Data items
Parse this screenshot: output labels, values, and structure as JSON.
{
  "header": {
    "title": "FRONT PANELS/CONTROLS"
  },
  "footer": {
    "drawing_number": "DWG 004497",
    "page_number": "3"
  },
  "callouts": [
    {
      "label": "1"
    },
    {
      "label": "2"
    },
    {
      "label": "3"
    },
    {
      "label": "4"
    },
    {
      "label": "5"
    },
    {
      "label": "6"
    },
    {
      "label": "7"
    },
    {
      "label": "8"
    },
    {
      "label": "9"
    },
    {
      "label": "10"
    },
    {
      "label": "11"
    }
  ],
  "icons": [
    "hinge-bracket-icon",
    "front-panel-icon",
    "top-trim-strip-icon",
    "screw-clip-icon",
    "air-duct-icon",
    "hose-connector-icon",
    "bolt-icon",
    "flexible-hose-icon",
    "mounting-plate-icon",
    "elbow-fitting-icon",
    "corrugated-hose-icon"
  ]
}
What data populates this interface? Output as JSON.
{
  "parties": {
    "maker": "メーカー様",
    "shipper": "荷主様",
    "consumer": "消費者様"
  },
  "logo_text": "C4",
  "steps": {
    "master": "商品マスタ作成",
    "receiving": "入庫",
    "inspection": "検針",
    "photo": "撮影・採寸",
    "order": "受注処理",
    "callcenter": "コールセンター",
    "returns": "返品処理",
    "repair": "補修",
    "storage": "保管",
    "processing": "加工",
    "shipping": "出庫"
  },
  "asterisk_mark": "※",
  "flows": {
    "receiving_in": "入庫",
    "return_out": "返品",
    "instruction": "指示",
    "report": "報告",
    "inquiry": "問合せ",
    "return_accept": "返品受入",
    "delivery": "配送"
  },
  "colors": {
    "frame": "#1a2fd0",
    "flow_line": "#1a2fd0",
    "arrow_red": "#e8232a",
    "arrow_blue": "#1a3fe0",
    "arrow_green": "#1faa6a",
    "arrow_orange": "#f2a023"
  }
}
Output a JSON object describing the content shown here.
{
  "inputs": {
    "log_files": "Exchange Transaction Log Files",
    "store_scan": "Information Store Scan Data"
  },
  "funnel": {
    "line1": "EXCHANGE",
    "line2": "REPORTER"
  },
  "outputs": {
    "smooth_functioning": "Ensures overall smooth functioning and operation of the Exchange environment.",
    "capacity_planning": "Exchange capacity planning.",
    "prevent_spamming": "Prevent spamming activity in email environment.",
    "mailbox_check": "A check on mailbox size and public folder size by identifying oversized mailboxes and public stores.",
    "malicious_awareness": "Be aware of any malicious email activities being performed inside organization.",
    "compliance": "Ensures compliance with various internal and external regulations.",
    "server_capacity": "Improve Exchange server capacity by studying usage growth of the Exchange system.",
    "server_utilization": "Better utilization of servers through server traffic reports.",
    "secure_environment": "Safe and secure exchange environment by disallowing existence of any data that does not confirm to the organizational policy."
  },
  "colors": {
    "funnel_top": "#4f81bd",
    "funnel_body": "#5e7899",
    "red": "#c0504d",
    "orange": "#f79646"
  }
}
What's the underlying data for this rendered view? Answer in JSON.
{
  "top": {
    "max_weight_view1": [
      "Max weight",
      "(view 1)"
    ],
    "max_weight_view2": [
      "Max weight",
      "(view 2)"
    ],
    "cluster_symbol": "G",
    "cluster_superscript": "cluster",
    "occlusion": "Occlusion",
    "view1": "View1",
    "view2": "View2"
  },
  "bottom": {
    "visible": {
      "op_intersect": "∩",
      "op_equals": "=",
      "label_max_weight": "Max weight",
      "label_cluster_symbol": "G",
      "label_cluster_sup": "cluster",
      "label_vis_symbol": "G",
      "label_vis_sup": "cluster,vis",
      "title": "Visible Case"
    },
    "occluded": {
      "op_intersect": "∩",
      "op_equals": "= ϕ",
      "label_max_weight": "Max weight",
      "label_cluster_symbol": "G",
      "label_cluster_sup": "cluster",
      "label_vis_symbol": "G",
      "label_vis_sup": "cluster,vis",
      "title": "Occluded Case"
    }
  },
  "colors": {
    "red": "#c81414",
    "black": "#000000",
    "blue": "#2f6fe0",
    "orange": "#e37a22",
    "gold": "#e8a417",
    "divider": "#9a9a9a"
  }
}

> [TASK STATEMENT]: The answer is a single number, the count of lines in the records that contain the string "hose".

> [ANSWER TO THE EXERCISE]: 3